[Records from a collection of figures]
──────────────────────────────

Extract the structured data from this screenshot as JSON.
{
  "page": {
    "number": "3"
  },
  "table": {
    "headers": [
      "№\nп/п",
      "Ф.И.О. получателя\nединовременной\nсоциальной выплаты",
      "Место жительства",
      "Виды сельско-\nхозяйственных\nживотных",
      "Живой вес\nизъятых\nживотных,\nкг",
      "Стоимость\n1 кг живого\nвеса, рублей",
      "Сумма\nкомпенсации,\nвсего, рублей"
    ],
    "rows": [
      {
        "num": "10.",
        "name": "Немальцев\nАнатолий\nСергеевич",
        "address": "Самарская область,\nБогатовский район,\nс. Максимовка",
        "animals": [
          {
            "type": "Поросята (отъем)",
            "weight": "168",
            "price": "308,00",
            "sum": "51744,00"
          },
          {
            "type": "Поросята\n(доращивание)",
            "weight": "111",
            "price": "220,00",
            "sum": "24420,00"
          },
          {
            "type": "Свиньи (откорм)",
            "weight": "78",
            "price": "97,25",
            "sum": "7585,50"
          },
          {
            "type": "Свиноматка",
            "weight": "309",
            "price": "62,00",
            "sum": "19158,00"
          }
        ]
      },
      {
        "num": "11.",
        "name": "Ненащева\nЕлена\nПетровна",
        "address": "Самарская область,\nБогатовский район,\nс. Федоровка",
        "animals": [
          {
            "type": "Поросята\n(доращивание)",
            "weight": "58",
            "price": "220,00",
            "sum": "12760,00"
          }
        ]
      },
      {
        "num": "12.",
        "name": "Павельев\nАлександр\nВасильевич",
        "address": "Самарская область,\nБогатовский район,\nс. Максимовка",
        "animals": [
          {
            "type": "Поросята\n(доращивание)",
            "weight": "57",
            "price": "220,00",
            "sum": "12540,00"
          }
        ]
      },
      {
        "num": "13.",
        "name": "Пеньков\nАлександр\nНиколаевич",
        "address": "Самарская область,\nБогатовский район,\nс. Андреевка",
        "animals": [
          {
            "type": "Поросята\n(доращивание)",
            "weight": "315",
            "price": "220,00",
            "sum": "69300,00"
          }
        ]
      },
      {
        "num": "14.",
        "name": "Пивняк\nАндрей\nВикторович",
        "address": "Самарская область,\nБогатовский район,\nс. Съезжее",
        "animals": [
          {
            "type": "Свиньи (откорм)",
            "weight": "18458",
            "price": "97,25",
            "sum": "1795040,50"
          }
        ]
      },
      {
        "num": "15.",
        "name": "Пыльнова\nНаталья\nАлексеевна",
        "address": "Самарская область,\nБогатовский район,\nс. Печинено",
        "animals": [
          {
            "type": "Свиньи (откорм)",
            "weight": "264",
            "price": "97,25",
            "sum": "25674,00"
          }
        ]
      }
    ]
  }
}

──────────────────────────────

**PROBLEM DESCRIPTION:** Write out every entry above, word for word.

**TASK SOLUTION:**
Extract the structured data from this screenshot as JSON.
{
  "page": {
    "number": "3"
  },
  "table": {
    "headers": [
      "№\nп/п",
      "Ф.И.О. получателя\nединовременной\nсоциальной выплаты",
      "Место жительства",
      "Виды сельско-\nхозяйственных\nживотных",
      "Живой вес\nизъятых\nживотных,\nкг",
      "Стоимость\n1 кг живого\nвеса, рублей",
      "Сумма\nкомпенсации,\nвсего, рублей"
    ],
    "rows": [
      {
        "num": "10.",
        "name": "Немальцев\nАнатолий\nСергеевич",
        "address": "Самарская область,\nБогатовский район,\nс. Максимовка",
        "animals": [
          {
            "type": "Поросята (отъем)",
            "weight": "168",
            "price": "308,00",
            "sum": "51744,00"
          },
          {
            "type": "Поросята\n(доращивание)",
            "weight": "111",
            "price": "220,00",
            "sum": "24420,00"
          },
          {
            "type": "Свиньи (откорм)",
            "weight": "78",
            "price": "97,25",
            "sum": "7585,50"
          },
          {
            "type": "Свиноматка",
            "weight": "309",
            "price": "62,00",
            "sum": "19158,00"
          }
        ]
      },
      {
        "num": "11.",
        "name": "Ненащева\nЕлена\nПетровна",
        "address": "Самарская область,\nБогатовский район,\nс. Федоровка",
        "animals": [
          {
            "type": "Поросята\n(доращивание)",
            "weight": "58",
            "price": "220,00",
            "sum": "12760,00"
          }
        ]
      },
      {
        "num": "12.",
        "name": "Павельев\nАлександр\nВасильевич",
        "address": "Самарская область,\nБогатовский район,\nс. Максимовка",
        "animals": [
          {
            "type": "Поросята\n(доращивание)",
            "weight": "57",
            "price": "220,00",
            "sum": "12540,00"
          }
        ]
      },
      {
        "num": "13.",
        "name": "Пеньков\nАлександр\nНиколаевич",
        "address": "Самарская область,\nБогатовский район,\nс. Андреевка",
        "animals": [
          {
            "type": "Поросята\n(доращивание)",
            "weight": "315",
            "price": "220,00",
            "sum": "69300,00"
          }
        ]
      },
      {
        "num": "14.",
        "name": "Пивняк\nАндрей\nВикторович",
        "address": "Самарская область,\nБогатовский район,\nс. Съезжее",
        "animals": [
          {
            "type": "Свиньи (откорм)",
            "weight": "18458",
            "price": "97,25",
            "sum": "1795040,50"
          }
        ]
      },
      {
        "num": "15.",
        "name": "Пыльнова\nНаталья\nАлексеевна",
        "address": "Самарская область,\nБогатовский район,\nс. Печинено",
        "animals": [
          {
            "type": "Свиньи (откорм)",
            "weight": "264",
            "price": "97,25",
            "sum": "25674,00"
          }
        ]
      }
    ]
  }
}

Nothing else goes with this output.